--- DATA EXTRACT ---

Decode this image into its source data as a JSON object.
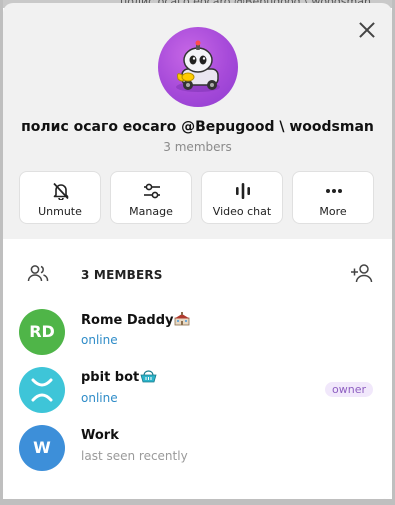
{
  "background": {
    "title_fragment": "полис осаго eocaro @Bepugood \\ woodsman"
  },
  "header": {
    "title": "полис осаго eocaro @Bepugood \\ woodsman",
    "subtitle": "3 members",
    "avatar_icon": "cartoon-robot-car-icon"
  },
  "actions": [
    {
      "label": "Unmute",
      "icon": "bell-off-icon"
    },
    {
      "label": "Manage",
      "icon": "sliders-icon"
    },
    {
      "label": "Video chat",
      "icon": "audio-bars-icon"
    },
    {
      "label": "More",
      "icon": "dots-icon"
    }
  ],
  "members_section": {
    "label": "3 MEMBERS",
    "people_icon": "people-icon",
    "add_icon": "add-user-icon"
  },
  "members": [
    {
      "initials": "RD",
      "name": "Rome Daddy",
      "emoji": "school-building-icon",
      "status": "online",
      "color": "#4fb548"
    },
    {
      "initials": "",
      "name": "pbit bot",
      "emoji": "basket-icon",
      "status": "online",
      "badge": "owner",
      "color": "#3ec5d8",
      "icon": "x-logo-icon"
    },
    {
      "initials": "W",
      "name": "Work",
      "status": "last seen recently",
      "color": "#3d8fd9"
    }
  ],
  "colors": {
    "accent": "#2f8cc8",
    "owner_badge": "#8e5fc1",
    "panel_bg": "#f1f1f1"
  }
}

---

Where a line holds "label", copy that line.

      "label": "Unmute",
      "label": "Manage",
      "label": "Video chat",
      "label": "More",
    "label": "3 MEMBERS",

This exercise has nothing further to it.